▶ _TASK STATEMENT_
Read the lines below. Copy out any that hold the string "this".

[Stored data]
• • • • • • •

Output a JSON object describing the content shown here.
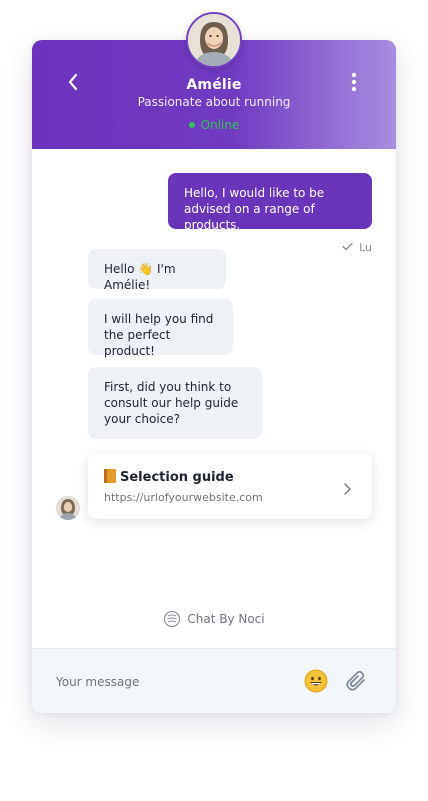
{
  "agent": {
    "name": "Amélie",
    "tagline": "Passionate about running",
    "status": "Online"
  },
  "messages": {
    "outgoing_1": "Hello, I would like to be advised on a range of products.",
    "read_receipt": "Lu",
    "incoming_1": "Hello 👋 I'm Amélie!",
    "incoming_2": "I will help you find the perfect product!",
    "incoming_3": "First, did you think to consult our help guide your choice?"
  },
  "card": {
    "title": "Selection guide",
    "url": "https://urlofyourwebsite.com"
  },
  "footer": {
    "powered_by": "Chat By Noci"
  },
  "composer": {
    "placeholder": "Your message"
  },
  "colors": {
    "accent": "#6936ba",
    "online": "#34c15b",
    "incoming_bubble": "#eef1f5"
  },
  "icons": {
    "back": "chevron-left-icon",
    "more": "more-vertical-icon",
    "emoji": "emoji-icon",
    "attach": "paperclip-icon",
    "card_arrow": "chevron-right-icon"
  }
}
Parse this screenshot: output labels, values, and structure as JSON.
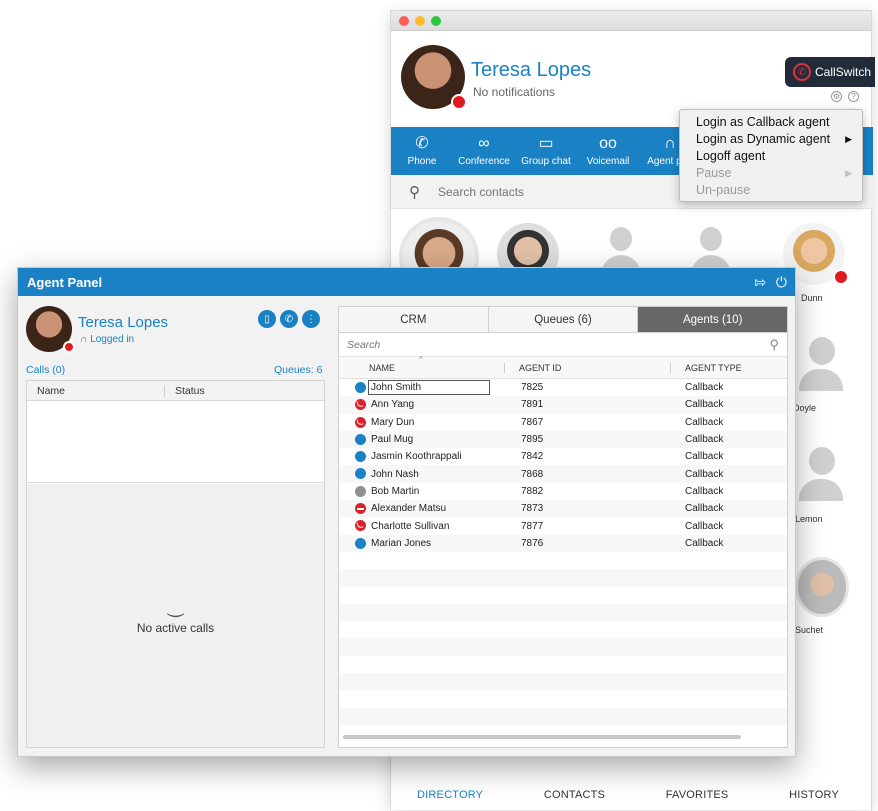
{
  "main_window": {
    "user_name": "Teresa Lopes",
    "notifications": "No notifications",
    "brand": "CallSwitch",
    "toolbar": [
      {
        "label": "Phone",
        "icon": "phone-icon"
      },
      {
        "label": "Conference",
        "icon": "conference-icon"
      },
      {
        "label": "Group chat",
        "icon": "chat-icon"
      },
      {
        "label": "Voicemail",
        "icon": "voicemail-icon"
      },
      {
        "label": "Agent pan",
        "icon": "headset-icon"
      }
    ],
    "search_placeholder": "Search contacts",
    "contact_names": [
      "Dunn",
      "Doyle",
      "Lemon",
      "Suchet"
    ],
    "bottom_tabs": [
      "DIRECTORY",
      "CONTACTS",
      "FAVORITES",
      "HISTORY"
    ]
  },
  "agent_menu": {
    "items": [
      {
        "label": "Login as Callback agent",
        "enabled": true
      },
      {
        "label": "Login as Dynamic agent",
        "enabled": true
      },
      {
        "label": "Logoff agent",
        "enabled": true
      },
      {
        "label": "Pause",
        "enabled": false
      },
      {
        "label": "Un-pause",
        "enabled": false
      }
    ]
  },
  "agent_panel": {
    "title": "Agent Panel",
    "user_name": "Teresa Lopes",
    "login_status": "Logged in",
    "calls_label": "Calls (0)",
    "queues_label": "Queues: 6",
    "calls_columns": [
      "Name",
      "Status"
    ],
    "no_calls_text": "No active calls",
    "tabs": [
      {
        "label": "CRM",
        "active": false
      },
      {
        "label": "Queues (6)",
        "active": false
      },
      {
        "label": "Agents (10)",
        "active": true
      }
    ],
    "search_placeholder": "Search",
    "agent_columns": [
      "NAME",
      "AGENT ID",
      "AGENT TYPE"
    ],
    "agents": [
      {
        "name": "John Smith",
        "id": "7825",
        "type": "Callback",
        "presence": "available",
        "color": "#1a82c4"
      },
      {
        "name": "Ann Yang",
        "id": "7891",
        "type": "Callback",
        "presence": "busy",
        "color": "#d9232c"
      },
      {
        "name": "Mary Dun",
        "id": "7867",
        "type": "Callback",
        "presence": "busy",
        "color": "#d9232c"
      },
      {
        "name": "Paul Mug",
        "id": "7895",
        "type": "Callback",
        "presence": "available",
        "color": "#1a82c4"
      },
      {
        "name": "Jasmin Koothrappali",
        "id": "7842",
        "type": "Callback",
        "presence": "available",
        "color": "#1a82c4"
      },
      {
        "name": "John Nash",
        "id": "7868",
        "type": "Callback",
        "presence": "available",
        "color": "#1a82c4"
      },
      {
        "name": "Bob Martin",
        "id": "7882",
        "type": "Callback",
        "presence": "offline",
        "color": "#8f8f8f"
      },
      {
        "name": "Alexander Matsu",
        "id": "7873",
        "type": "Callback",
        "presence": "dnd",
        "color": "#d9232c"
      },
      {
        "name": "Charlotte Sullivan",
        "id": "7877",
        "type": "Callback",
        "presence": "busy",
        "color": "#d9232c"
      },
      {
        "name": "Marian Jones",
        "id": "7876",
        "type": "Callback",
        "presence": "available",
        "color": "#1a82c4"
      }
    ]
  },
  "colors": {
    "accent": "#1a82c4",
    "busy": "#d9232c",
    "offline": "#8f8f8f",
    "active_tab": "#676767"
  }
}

• • • • • • •

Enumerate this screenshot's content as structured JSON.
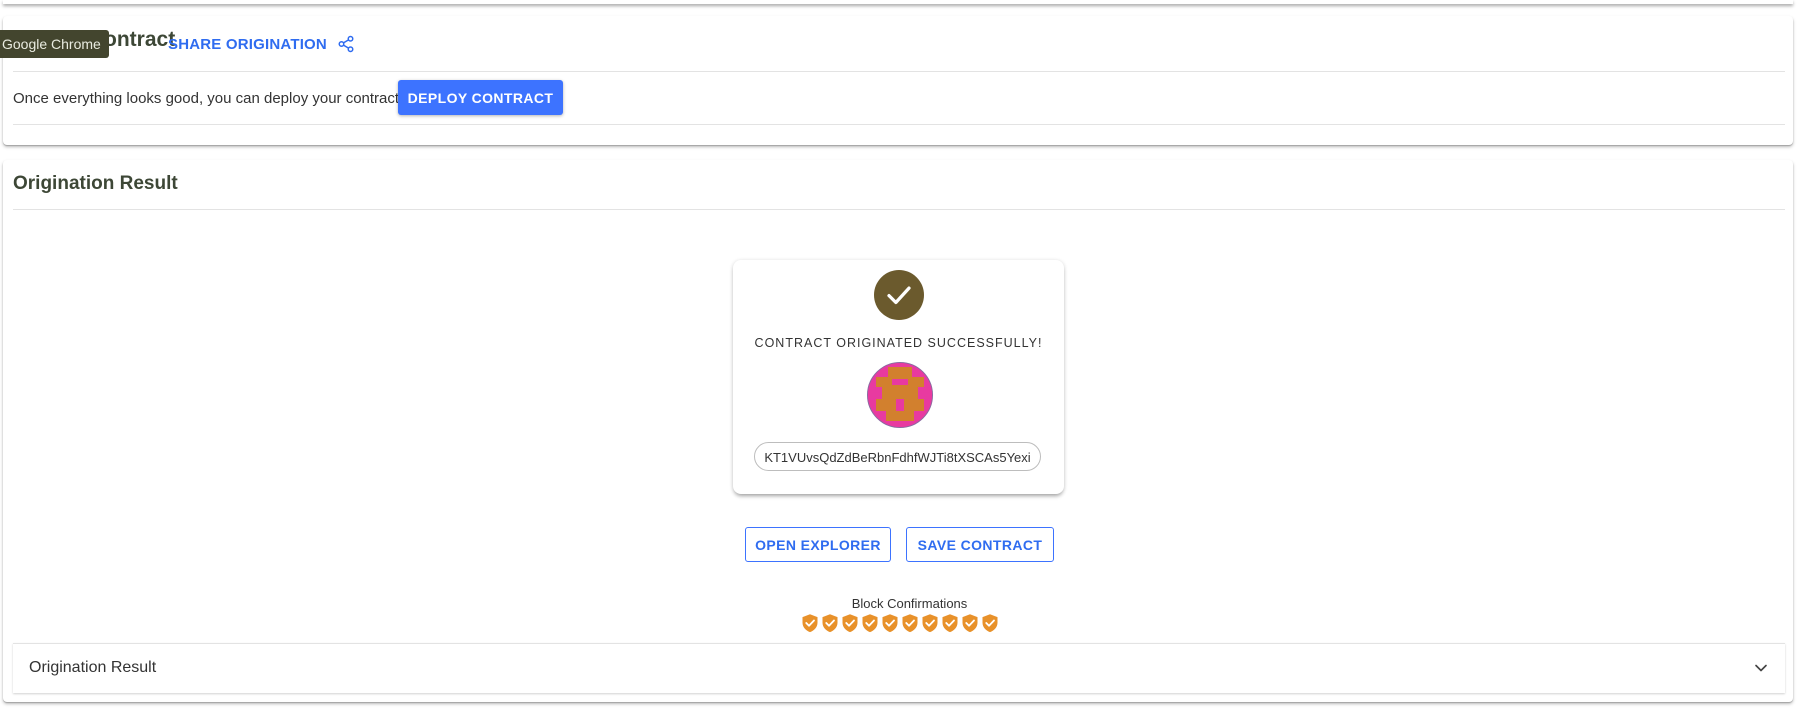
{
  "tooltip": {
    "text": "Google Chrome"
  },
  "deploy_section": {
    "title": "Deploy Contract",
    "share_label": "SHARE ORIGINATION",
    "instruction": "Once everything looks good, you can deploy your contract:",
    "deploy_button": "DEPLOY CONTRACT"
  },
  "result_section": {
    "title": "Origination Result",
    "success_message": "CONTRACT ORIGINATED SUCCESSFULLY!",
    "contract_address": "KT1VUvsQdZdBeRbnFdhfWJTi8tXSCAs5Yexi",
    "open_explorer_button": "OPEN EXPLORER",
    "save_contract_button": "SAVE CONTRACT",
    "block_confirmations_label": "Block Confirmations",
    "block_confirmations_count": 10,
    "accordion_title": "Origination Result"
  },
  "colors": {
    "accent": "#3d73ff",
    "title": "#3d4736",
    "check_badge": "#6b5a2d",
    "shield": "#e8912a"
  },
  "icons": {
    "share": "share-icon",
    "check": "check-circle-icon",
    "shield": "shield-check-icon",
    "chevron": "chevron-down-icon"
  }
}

• • • • • • •

▶ _RIGHT ANSWER_
Parse this screenshot: output labels, values, and structure as JSON.
Enumerate this screenshot's content as structured JSON.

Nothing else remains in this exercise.